- Reading passage -
>> Begin

In the 31 Books in 30 Days series leading up to the March 14 announcement of the 2018 National Book Critics Circle award winners, NBCC board members review the 31 finalists. Today, NBCC board member Carlin Romano offers an appreciation of nonfiction finalist Greg Lukianoff and Jonathan Haidt’s The Coddling of the American Mind: How Good Intentions and Bad Ideas are Setting Up a Generation for Failure (Penguin Press).
Pity the much-abused American mind. University of Chicago philosopher Allan Bloom famously declared it closed. Johns Hopkins humanities professor William Egginton recently deemed it splintered. And now free-speech champion Greg Lukianoff and NYU social psychologist Jonathan Haidt contend that it’s “coddled.”
Well, maybe that’s not the best verb. Lukianoff and Haidt express reservations about the word in their Introduction, explaining they don’t like the implication that “children today are pampered, spoiled and lazy, because that is not accurate.” Lukianoff has told interviewers he prefers his book’s subtitle to its title because the crisis is not the spoiling of “snowflake” Internet-generation (I-Gen) students.
The real problem, the authors argue, is “overprotection” by adults—we’re undermining I-Gen students by encasing them in a culture of “safetyism.” They’re walled off from “microaggressions, “protected by “trigger warnings,” “bias hotlines” and crackdowns on even mildly offensive speech. In doing so, Lukianoff and Haidt warn, we incapacitate this latest generation, making it difficult for them to confront the diverse challenges of the real world.

>> End

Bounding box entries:
>> Begin

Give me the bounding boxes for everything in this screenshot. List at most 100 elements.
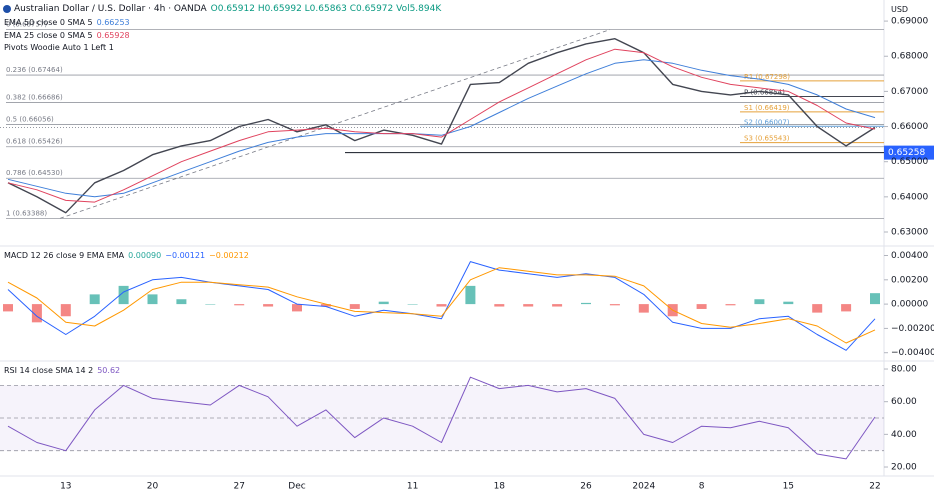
x-tick-label: 11 xyxy=(407,482,418,492)
histogram-bar xyxy=(812,304,823,313)
histogram-bar xyxy=(754,299,765,305)
legend-value: 0.00090 xyxy=(128,251,162,260)
histogram-bar xyxy=(89,294,100,305)
histogram-bar xyxy=(292,304,302,312)
y-tick-label: 0.63000 xyxy=(891,227,928,237)
series-line xyxy=(7,38,876,214)
series-line xyxy=(7,48,876,203)
fib-label: 0.786 (0.64530) xyxy=(6,169,63,177)
x-tick-label: 22 xyxy=(869,482,880,492)
fib-label: 0.382 (0.66686) xyxy=(6,93,63,101)
histogram-bar xyxy=(407,304,418,305)
histogram-bar xyxy=(783,301,794,305)
histogram-bar xyxy=(147,294,158,305)
pivot-label: R1 (0.67298) xyxy=(744,73,790,81)
y-tick-label: 80.00 xyxy=(891,365,917,375)
y-tick-label: 0.67000 xyxy=(891,87,928,97)
ema-legend: EMA 50 close 0 SMA 5 0.66253 xyxy=(4,17,134,28)
histogram-bar xyxy=(176,299,187,305)
fib-label: 0.236 (0.67464) xyxy=(6,66,63,74)
y-tick-label: 0.65000 xyxy=(891,157,928,167)
legend-name: MACD 12 26 close 9 EMA EMA xyxy=(4,251,125,260)
histogram-bar xyxy=(378,301,389,305)
fib-trendline xyxy=(59,29,611,219)
histogram-bar xyxy=(31,304,42,323)
x-tick-label: 26 xyxy=(580,482,592,492)
histogram-bar xyxy=(234,304,245,306)
price-header: Australian Dollar / U.S. Dollar · 4h · O… xyxy=(14,4,445,15)
price-label: 0.65258 xyxy=(888,148,925,158)
x-tick-label: Dec xyxy=(288,482,305,492)
legend-name: RSI 14 close SMA 14 2 xyxy=(4,366,94,375)
fib-label: 0 (0.68757) xyxy=(6,21,47,29)
pivot-legend: Pivots Woodie Auto 1 Left 1 xyxy=(4,42,118,53)
histogram-bar xyxy=(60,304,71,317)
currency: USD xyxy=(891,4,912,15)
ohlc-readout: O0.65912 H0.65992 L0.65863 C0.65972 Vol5… xyxy=(210,4,442,14)
histogram-bar xyxy=(725,304,736,306)
fib-label: 0.618 (0.65426) xyxy=(6,138,63,146)
y-tick-label: 0.64000 xyxy=(891,192,928,202)
fib-label: 0.5 (0.66056) xyxy=(6,116,54,124)
histogram-bar xyxy=(320,304,331,307)
x-tick-label: 2024 xyxy=(632,482,655,492)
currency-label: USD xyxy=(891,5,909,14)
series-line xyxy=(7,376,876,460)
legend-name: EMA 25 close 0 SMA 5 xyxy=(4,31,93,40)
histogram-bar xyxy=(870,293,880,305)
legend-name: EMA 50 close 0 SMA 5 xyxy=(4,18,93,27)
histogram-bar xyxy=(436,304,447,307)
histogram-bar xyxy=(118,285,129,305)
legend-value: 0.65928 xyxy=(96,31,130,40)
x-tick-label: 8 xyxy=(699,482,705,492)
y-tick-label: 60.00 xyxy=(891,397,917,407)
y-tick-label: 0.69000 xyxy=(891,17,928,27)
histogram-bar xyxy=(349,304,360,309)
y-tick-label: −0.00400 xyxy=(891,348,934,358)
histogram-bar xyxy=(638,304,649,313)
pivot-label: S1 (0.66419) xyxy=(744,104,790,112)
legend-value: −0.00212 xyxy=(209,251,249,260)
macd-legend: MACD 12 26 close 9 EMA EMA 0.00090 −0.0012… xyxy=(4,250,253,261)
histogram-bar xyxy=(205,304,216,305)
histogram-bar xyxy=(494,304,505,307)
histogram-bar xyxy=(841,304,852,312)
histogram-bar xyxy=(581,302,591,305)
macd-line xyxy=(7,267,876,344)
histogram-bar xyxy=(523,304,534,307)
histogram-bar xyxy=(696,304,707,309)
symbol-icon xyxy=(3,5,11,13)
x-tick-label: 18 xyxy=(494,482,506,492)
histogram-bar xyxy=(609,304,620,306)
histogram-bar xyxy=(465,285,476,305)
x-tick-label: 20 xyxy=(147,482,159,492)
pivot-label: S2 (0.66007) xyxy=(744,118,790,126)
y-tick-label: 0.68000 xyxy=(891,52,928,62)
x-tick-label: 13 xyxy=(60,482,71,492)
price-label-box xyxy=(884,145,934,160)
x-tick-label: 27 xyxy=(233,482,244,492)
y-tick-label: 40.00 xyxy=(891,430,917,440)
symbol-title: Australian Dollar / U.S. Dollar · 4h · O… xyxy=(14,4,207,14)
legend-value: 0.66253 xyxy=(96,18,130,27)
legend-value: −0.00121 xyxy=(165,251,206,260)
pivot-label: S3 (0.65543) xyxy=(744,135,790,143)
y-tick-label: 20.00 xyxy=(891,463,917,473)
histogram-bar xyxy=(263,304,274,307)
y-tick-label: 0.00000 xyxy=(891,300,928,310)
histogram-bar xyxy=(3,304,13,312)
y-tick-label: 0.00200 xyxy=(891,275,928,285)
ema-legend: EMA 25 close 0 SMA 5 0.65928 xyxy=(4,30,134,41)
histogram-bar xyxy=(552,304,563,307)
legend-name: Pivots Woodie Auto 1 Left 1 xyxy=(4,43,114,52)
fib-label: 1 (0.63388) xyxy=(6,209,47,217)
macd-line xyxy=(7,261,876,351)
y-tick-label: 0.66000 xyxy=(891,122,928,132)
x-tick-label: 15 xyxy=(783,482,794,492)
y-tick-label: 0.00400 xyxy=(891,251,928,261)
legend-value: 50.62 xyxy=(97,366,121,375)
y-tick-label: −0.00200 xyxy=(891,324,934,334)
series-line xyxy=(7,59,876,198)
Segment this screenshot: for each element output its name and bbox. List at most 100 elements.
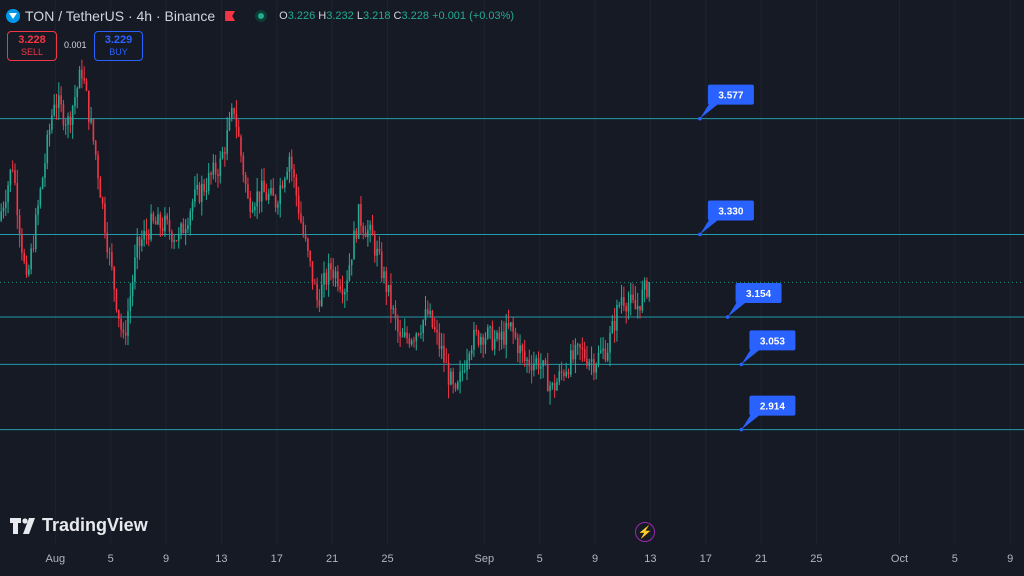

>> End

- Exercise tasks -
A) Please copy the book review word for word from "The real problem, the" to "the real world.".
B) Arrange the records from the line with "x-tick-label: 11 xyxy=(407,482,418,492)" to the line with "histogram-bar xyxy=(292,304,302,312)" as a Markdown table with the columns Row and Entry, skipping blank lines.
The records are unrelated to the book review.

- Response list -
A)
The real problem, the authors argue, is “overprotection” by adults—we’re undermining I-Gen students by encasing them in a culture of “safetyism.” They’re walled off from “microaggressions, “protected by “trigger warnings,” “bias hotlines” and crackdowns on even mildly offensive speech. In doing so, Lukianoff and Haidt warn, we incapacitate this latest generation, making it difficult for them to confront the diverse challenges of the real world.

B)
| Row | Entry |
|---|---|
| 1 | x-tick-label: 11 xyxy=(407,482,418,492) |
| 2 | histogram-bar xyxy=(812,304,823,313) |
| 3 | histogram-bar xyxy=(754,299,765,305) |
| 4 | legend-value: 0.00090 xyxy=(128,251,162,260) |
| 5 | histogram-bar xyxy=(89,294,100,305) |
| 6 | histogram-bar xyxy=(292,304,302,312) |